• Texto fornecido

***

Chegamos ao Maracanã pouco antes do pontapé inicial e fomos para as cadeiras especiais, bem no meio da torcida carioca. Paulo teria que passar pela inaugural provação de torcer, distorcer e sofrer calado e camuflado: ombro a ombro com o rival. O gol do Fluminense, ainda no primeiro tempo, desanimou levemente o menino. Balançando ritmadamente as pernas, passou a pedir que eu explicasse a derrota temporária. Eu dizia que o time dele precisava apenas de um gol, um só, porque isso obrigaria o Fluminense a ter que marcar mais dois, e, francamente, meu Fluminense jamais seria capaz de ganhar com dois gols de diferença do São Paulo dele.

***

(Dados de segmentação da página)
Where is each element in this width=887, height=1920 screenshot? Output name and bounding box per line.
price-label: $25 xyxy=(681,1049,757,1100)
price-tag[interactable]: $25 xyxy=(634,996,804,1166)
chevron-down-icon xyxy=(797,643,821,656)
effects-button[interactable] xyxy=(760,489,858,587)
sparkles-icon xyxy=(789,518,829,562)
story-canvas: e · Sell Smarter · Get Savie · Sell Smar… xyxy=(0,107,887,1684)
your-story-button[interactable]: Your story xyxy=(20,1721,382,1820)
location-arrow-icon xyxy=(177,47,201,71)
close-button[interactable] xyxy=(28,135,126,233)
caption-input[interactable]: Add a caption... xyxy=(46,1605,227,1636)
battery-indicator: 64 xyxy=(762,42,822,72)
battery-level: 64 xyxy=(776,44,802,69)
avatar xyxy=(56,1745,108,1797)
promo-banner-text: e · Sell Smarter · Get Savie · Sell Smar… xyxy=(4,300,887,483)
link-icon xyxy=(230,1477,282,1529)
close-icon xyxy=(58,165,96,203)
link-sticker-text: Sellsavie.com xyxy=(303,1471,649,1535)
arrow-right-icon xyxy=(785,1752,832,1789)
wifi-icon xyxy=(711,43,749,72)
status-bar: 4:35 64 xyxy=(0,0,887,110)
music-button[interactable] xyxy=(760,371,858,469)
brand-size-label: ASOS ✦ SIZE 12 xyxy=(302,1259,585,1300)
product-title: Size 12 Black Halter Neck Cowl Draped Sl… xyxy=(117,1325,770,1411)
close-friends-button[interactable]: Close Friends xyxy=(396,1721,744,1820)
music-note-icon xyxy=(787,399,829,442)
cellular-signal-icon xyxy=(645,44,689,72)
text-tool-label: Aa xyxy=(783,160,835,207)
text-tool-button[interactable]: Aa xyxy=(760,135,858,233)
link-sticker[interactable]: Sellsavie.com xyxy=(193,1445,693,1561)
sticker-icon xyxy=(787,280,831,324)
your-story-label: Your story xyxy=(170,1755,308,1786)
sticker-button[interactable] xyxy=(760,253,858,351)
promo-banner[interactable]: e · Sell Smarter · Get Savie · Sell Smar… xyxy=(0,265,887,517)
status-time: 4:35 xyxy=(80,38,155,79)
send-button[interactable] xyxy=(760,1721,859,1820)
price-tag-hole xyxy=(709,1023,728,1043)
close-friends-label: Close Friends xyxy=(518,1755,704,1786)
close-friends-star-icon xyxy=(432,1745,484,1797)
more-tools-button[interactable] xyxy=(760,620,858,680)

***

• Atividades
(a) No texto sobre o jogo no Maracanã, qual time marcou o gol ainda no primeiro tempo?
(b) Continue o texto sobre o jogo no Maracanã depois da última frase.
As linhas não serão necessárias para estas atividades.

• Suas respostas
(a) O Fluminense.

(b)
Aprendendo a sofrer
E eis que, conforme a profecia, já na metade do segundo tempo, vem o tal gol que definiria aquele duelo, o gol do time de Paulo. Transbordando de emoção e amor, o garoto fez o inimaginável: subiu na cadeira, braços erguidos aos céus, punhos fechados, gritando: “São Paulooooooo!”. E eu, que freqüento estádios há 35 anos e já presenciei cenas medonhas por muito menos, comecei a olhar em volta, garras para fora, pronta para proteger a prole. Não foi preciso: os cariocas, embora lançassem olhares mortais na direção do rebento, não o aniquilaram. Mas a blindagem à dor física não faz muito por aquela que é mais destruidora: a emocional. A 15 minutos do fim, o Fluminense faz o segundo gol e a real possibilidade de eliminação do time do coração passou a dominar Paulo. Eu, dividida entre o amor pelo descendente e o amor pelo meu clube, me vi em situação inusitada: torcer ou consolar? Paulo estava, talvez pela primeira vez na vida, irremediavelmente só; por mais que quisesse abraçá-lo, beijá-lo e protegê-lo, eu não poderia, infelizmente, ficar com sua dor.

O jogo ganhava em tensão, o Fluminense atacava em massa, o estádio explodia em vozes e Paulo assistia a tudo de pé, mãos na boca, olhos vermelhos, coração disparado – é incrível a capacidade que o futebol tem de ensinar a sofrer, pensei. Ali, cercado por 80 mil estranhos, Paulo começava a entender que, na vida, algumas situações podem ser extremamente solitárias, mesmo que estejamos protegidos por alguém que nos ama acima de tudo.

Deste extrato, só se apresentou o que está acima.